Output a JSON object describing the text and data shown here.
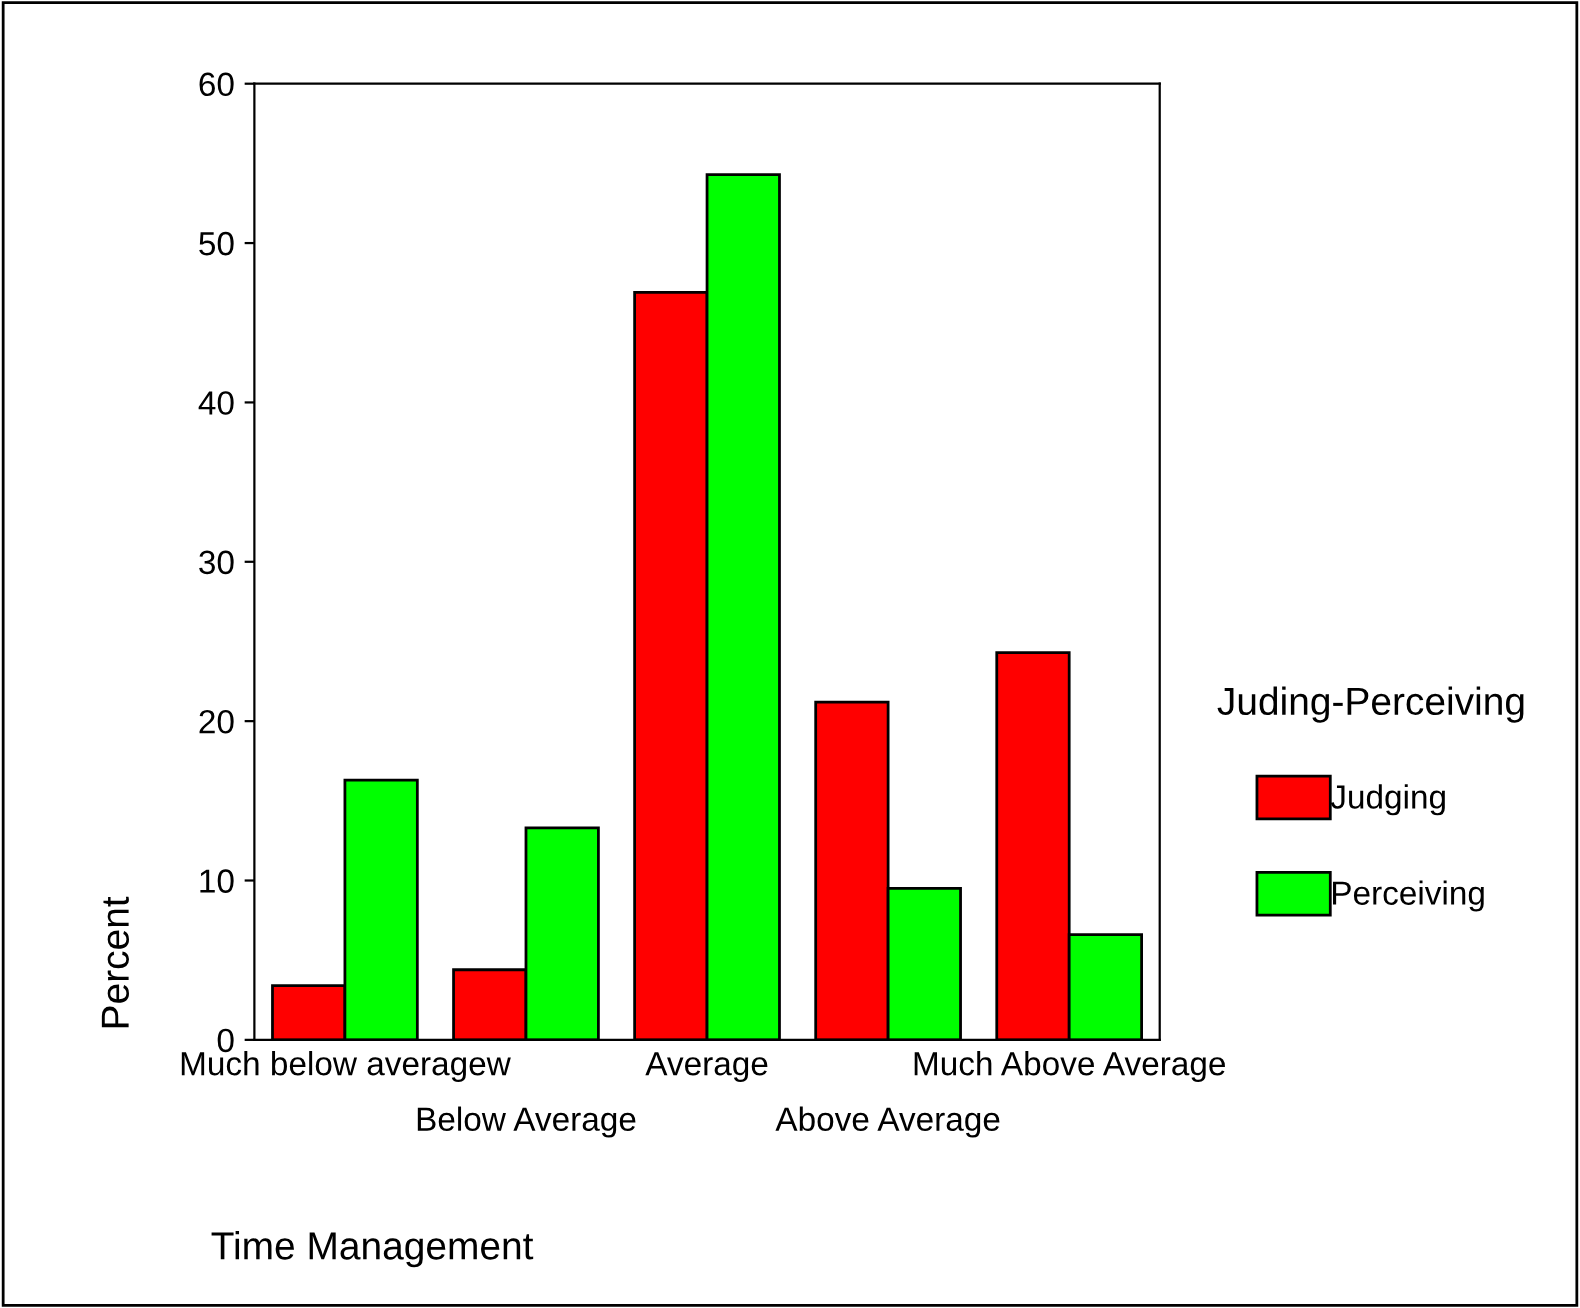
{
  "chart_data": {
    "type": "bar",
    "xlabel": "Time Management",
    "ylabel": "Percent",
    "legend_title": "Juding-Perceiving",
    "categories": [
      "Much below averagew",
      "Below Average",
      "Average",
      "Above Average",
      "Much Above Average"
    ],
    "series": [
      {
        "name": "Judging",
        "color": "#ff0000",
        "values": [
          3.4,
          4.4,
          46.9,
          21.2,
          24.3
        ]
      },
      {
        "name": "Perceiving",
        "color": "#00ff00",
        "values": [
          16.3,
          13.3,
          54.3,
          9.5,
          6.6
        ]
      }
    ],
    "ylim": [
      0,
      60
    ],
    "yticks": [
      0,
      10,
      20,
      30,
      40,
      50,
      60
    ],
    "grid": false,
    "legend": "right"
  }
}
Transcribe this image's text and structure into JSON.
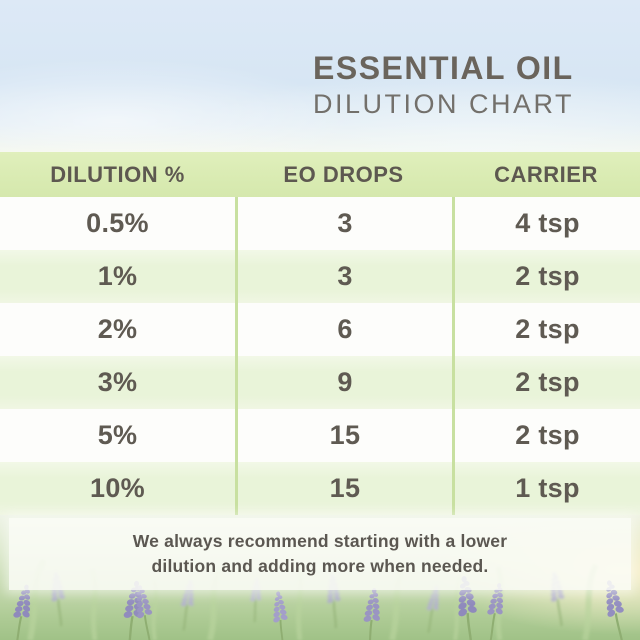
{
  "title": {
    "line1": "ESSENTIAL OIL",
    "line2": "DILUTION CHART"
  },
  "table": {
    "headers": [
      "DILUTION %",
      "EO DROPS",
      "CARRIER"
    ],
    "rows": [
      [
        "0.5%",
        "3",
        "4 tsp"
      ],
      [
        "1%",
        "3",
        "2 tsp"
      ],
      [
        "2%",
        "6",
        "2 tsp"
      ],
      [
        "3%",
        "9",
        "2 tsp"
      ],
      [
        "5%",
        "15",
        "2 tsp"
      ],
      [
        "10%",
        "15",
        "1 tsp"
      ]
    ]
  },
  "footer": {
    "note": "We always recommend starting with a lower dilution and adding more when needed."
  },
  "colors": {
    "header_band_green": "#d9ebb2",
    "row_light_green": "#e9f4d9",
    "row_white": "#fdfdfb",
    "column_divider_green": "#c8e0a0",
    "table_text": "#5f5a52",
    "title_text": "#6a645c",
    "subtitle_text": "#73706b",
    "footer_text": "#5b5751",
    "sky_blue": "#d7e6f4",
    "lavender_purple": "#9a95c2",
    "grass_green": "#a0c287"
  },
  "chart_data": {
    "type": "table",
    "title": "Essential Oil Dilution Chart",
    "columns": [
      "DILUTION %",
      "EO DROPS",
      "CARRIER"
    ],
    "rows": [
      {
        "dilution_percent": "0.5%",
        "eo_drops": 3,
        "carrier": "4 tsp"
      },
      {
        "dilution_percent": "1%",
        "eo_drops": 3,
        "carrier": "2 tsp"
      },
      {
        "dilution_percent": "2%",
        "eo_drops": 6,
        "carrier": "2 tsp"
      },
      {
        "dilution_percent": "3%",
        "eo_drops": 9,
        "carrier": "2 tsp"
      },
      {
        "dilution_percent": "5%",
        "eo_drops": 15,
        "carrier": "2 tsp"
      },
      {
        "dilution_percent": "10%",
        "eo_drops": 15,
        "carrier": "1 tsp"
      }
    ],
    "note": "We always recommend starting with a lower dilution and adding more when needed."
  }
}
= = = =
What is being asked | Leave out the pictures and retype every line above exactly.

Finished exercise |
Output a JSON object describing the text and data shown here.
{
  "chart_data": {
    "type": "bar",
    "xlabel": "Time Management",
    "ylabel": "Percent",
    "legend_title": "Juding-Perceiving",
    "categories": [
      "Much below averagew",
      "Below Average",
      "Average",
      "Above Average",
      "Much Above Average"
    ],
    "series": [
      {
        "name": "Judging",
        "color": "#ff0000",
        "values": [
          3.4,
          4.4,
          46.9,
          21.2,
          24.3
        ]
      },
      {
        "name": "Perceiving",
        "color": "#00ff00",
        "values": [
          16.3,
          13.3,
          54.3,
          9.5,
          6.6
        ]
      }
    ],
    "ylim": [
      0,
      60
    ],
    "yticks": [
      0,
      10,
      20,
      30,
      40,
      50,
      60
    ],
    "grid": false,
    "legend": "right"
  }
}
Transcribe this image's text and structure into JSON.
{
  "title": {
    "line1": "ESSENTIAL OIL",
    "line2": "DILUTION CHART"
  },
  "table": {
    "headers": [
      "DILUTION %",
      "EO DROPS",
      "CARRIER"
    ],
    "rows": [
      [
        "0.5%",
        "3",
        "4 tsp"
      ],
      [
        "1%",
        "3",
        "2 tsp"
      ],
      [
        "2%",
        "6",
        "2 tsp"
      ],
      [
        "3%",
        "9",
        "2 tsp"
      ],
      [
        "5%",
        "15",
        "2 tsp"
      ],
      [
        "10%",
        "15",
        "1 tsp"
      ]
    ]
  },
  "footer": {
    "note": "We always recommend starting with a lower dilution and adding more when needed."
  },
  "colors": {
    "header_band_green": "#d9ebb2",
    "row_light_green": "#e9f4d9",
    "row_white": "#fdfdfb",
    "column_divider_green": "#c8e0a0",
    "table_text": "#5f5a52",
    "title_text": "#6a645c",
    "subtitle_text": "#73706b",
    "footer_text": "#5b5751",
    "sky_blue": "#d7e6f4",
    "lavender_purple": "#9a95c2",
    "grass_green": "#a0c287"
  },
  "chart_data": {
    "type": "table",
    "title": "Essential Oil Dilution Chart",
    "columns": [
      "DILUTION %",
      "EO DROPS",
      "CARRIER"
    ],
    "rows": [
      {
        "dilution_percent": "0.5%",
        "eo_drops": 3,
        "carrier": "4 tsp"
      },
      {
        "dilution_percent": "1%",
        "eo_drops": 3,
        "carrier": "2 tsp"
      },
      {
        "dilution_percent": "2%",
        "eo_drops": 6,
        "carrier": "2 tsp"
      },
      {
        "dilution_percent": "3%",
        "eo_drops": 9,
        "carrier": "2 tsp"
      },
      {
        "dilution_percent": "5%",
        "eo_drops": 15,
        "carrier": "2 tsp"
      },
      {
        "dilution_percent": "10%",
        "eo_drops": 15,
        "carrier": "1 tsp"
      }
    ],
    "note": "We always recommend starting with a lower dilution and adding more when needed."
  }
}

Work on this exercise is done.